◆ **TASK TO CARRY OUT**
Each line of the listing that contains the word "JSON" is to be copied.

◆ **EXERCISE MATERIAL**

►

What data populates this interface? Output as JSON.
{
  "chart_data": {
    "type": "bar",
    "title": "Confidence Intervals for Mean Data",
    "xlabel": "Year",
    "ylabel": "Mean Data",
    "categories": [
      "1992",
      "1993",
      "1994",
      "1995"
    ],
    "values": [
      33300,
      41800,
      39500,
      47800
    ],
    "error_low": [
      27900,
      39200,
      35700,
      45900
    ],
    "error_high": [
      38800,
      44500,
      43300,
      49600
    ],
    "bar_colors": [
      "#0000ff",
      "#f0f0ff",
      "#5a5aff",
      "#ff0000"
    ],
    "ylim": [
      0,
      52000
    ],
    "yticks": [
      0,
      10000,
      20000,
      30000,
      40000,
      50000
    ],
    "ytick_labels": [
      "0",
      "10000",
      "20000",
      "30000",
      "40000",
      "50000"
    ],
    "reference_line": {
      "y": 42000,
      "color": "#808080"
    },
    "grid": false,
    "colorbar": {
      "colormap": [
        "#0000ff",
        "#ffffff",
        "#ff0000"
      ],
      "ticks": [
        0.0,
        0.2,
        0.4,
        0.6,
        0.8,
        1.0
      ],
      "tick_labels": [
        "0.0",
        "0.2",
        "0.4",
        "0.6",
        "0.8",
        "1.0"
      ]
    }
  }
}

◄
►

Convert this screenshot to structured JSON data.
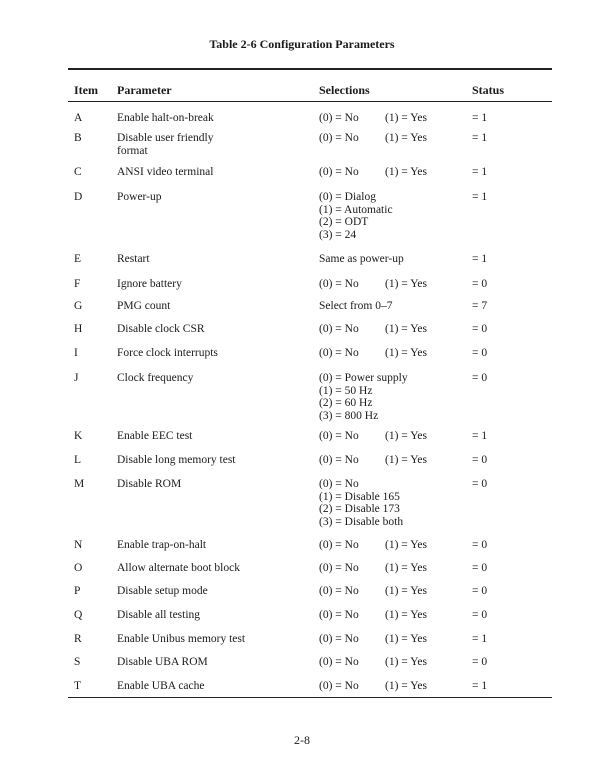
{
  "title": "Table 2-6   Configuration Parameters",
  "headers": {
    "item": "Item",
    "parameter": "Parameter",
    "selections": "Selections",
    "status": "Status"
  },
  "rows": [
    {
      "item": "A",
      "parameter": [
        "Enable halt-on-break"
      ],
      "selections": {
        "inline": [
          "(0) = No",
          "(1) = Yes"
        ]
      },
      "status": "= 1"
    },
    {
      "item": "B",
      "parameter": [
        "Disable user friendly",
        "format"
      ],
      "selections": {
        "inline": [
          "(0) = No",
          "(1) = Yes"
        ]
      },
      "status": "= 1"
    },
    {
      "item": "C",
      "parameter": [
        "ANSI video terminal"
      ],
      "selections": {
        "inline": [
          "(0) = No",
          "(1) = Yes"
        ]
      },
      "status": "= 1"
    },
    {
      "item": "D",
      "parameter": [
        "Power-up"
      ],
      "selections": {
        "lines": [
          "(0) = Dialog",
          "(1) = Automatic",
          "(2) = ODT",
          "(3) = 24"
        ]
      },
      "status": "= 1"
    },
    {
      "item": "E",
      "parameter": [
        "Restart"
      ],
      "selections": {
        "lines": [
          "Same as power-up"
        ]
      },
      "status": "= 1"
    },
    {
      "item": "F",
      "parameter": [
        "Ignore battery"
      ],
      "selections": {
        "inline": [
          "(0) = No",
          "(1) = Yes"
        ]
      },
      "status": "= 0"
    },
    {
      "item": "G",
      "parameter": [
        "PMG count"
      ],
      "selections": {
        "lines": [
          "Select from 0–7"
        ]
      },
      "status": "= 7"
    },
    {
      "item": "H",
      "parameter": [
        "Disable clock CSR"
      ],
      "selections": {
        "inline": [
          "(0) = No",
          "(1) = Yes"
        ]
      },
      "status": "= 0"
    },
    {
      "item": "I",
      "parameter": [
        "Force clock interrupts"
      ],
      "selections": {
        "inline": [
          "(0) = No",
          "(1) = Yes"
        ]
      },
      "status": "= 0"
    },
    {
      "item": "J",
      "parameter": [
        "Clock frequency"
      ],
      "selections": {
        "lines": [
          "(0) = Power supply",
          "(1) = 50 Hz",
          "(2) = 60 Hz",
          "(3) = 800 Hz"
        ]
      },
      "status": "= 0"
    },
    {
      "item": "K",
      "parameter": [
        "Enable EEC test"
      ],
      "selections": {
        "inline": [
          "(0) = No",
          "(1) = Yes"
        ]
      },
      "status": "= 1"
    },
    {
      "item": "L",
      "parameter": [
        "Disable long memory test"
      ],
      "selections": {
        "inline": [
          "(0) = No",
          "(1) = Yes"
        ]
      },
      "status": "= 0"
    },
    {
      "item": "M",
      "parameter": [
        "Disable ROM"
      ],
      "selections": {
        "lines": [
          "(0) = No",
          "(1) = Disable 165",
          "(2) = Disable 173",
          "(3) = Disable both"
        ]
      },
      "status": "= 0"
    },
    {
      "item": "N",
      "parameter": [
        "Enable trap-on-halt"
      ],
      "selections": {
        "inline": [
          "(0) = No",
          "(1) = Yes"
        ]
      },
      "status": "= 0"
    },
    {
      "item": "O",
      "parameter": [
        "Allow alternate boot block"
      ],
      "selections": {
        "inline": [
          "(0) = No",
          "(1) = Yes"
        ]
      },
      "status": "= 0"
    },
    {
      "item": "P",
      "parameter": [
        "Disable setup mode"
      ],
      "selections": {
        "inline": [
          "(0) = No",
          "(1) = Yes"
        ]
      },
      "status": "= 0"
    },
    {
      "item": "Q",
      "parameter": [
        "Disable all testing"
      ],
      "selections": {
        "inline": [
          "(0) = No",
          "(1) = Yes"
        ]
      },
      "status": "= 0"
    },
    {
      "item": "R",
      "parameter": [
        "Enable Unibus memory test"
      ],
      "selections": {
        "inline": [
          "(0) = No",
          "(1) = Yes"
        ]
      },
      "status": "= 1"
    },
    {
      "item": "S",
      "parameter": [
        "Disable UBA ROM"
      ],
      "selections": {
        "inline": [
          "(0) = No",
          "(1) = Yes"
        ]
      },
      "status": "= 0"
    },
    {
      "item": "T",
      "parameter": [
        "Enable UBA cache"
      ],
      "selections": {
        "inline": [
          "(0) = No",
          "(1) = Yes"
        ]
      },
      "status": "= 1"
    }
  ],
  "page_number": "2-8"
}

◄
►

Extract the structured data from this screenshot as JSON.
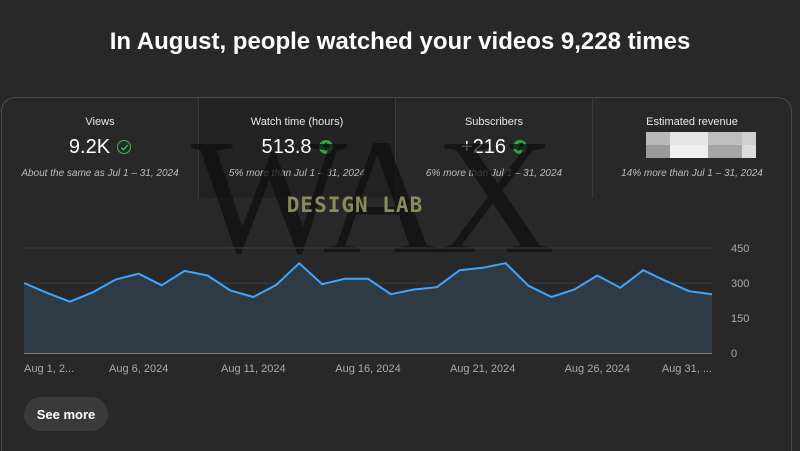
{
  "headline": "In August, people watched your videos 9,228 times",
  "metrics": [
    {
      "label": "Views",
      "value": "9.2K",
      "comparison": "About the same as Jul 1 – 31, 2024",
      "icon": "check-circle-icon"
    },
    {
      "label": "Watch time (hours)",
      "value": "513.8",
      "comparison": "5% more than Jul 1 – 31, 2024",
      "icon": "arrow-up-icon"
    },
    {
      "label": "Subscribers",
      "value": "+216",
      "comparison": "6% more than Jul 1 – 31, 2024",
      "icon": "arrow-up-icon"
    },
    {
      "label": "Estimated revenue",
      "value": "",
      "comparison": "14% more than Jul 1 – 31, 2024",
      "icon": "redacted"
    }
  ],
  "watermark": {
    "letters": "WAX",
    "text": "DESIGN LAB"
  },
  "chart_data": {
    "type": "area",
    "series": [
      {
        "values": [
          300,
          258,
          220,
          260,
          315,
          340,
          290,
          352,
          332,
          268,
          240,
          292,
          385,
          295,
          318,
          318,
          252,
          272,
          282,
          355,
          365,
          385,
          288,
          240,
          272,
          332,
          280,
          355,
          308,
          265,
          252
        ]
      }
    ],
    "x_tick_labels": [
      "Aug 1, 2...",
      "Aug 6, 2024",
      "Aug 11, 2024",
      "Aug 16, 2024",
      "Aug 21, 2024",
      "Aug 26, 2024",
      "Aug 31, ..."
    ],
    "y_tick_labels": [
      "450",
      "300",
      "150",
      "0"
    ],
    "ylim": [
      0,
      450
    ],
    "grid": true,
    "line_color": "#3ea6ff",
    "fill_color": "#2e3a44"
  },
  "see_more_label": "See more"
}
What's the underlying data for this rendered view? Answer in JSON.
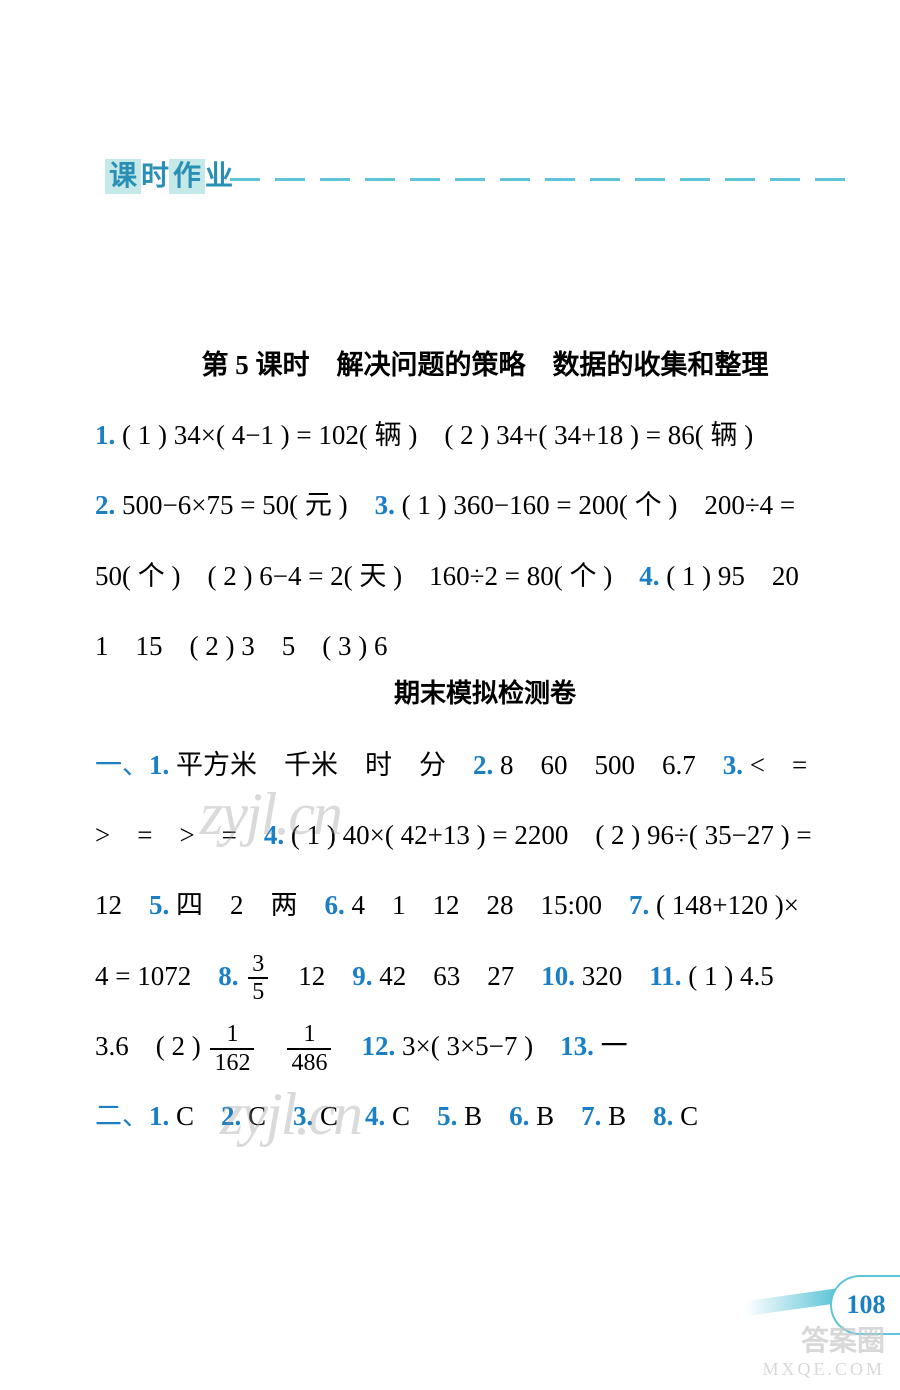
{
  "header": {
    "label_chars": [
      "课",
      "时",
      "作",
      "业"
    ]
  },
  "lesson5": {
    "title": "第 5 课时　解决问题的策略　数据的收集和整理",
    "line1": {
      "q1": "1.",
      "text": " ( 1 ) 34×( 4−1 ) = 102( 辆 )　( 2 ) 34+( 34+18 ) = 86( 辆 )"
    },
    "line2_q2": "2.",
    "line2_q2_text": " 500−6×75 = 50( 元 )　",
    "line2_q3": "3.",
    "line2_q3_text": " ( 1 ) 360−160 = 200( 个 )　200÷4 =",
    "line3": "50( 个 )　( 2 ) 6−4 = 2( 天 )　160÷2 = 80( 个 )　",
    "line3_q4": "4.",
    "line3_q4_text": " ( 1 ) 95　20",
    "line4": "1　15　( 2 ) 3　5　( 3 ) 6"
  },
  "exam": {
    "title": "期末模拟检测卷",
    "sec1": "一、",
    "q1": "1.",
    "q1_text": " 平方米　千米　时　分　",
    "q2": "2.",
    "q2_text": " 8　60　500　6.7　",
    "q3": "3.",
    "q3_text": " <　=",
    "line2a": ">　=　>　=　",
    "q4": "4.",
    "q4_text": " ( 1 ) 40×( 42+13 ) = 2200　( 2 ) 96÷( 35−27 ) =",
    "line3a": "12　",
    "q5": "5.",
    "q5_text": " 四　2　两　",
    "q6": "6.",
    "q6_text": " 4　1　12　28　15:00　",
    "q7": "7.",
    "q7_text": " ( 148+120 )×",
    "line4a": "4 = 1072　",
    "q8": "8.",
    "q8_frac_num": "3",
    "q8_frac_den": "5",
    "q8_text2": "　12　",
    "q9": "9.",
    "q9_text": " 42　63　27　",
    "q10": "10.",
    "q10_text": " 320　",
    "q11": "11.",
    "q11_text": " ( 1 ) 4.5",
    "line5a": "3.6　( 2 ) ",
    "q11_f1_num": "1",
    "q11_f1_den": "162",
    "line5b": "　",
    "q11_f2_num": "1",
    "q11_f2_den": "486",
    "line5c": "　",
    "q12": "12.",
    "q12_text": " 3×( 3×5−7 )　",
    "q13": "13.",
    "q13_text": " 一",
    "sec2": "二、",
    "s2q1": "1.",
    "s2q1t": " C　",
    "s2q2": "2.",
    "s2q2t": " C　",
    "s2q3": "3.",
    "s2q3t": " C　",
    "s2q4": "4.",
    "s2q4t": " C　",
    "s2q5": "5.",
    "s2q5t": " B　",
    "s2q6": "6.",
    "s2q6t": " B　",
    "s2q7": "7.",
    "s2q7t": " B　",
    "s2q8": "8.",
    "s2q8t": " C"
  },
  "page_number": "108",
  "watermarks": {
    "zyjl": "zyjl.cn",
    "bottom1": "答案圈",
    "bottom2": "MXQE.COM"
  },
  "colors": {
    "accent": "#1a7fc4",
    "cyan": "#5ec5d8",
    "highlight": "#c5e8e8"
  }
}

◄

◆ **WRITTEN RESPONSE**
What data populates this interface? Output as JSON.
Convert this screenshot to structured JSON data.
Extract the structured data from this screenshot as JSON.
What's the underlying data for this rendered view? Answer in JSON.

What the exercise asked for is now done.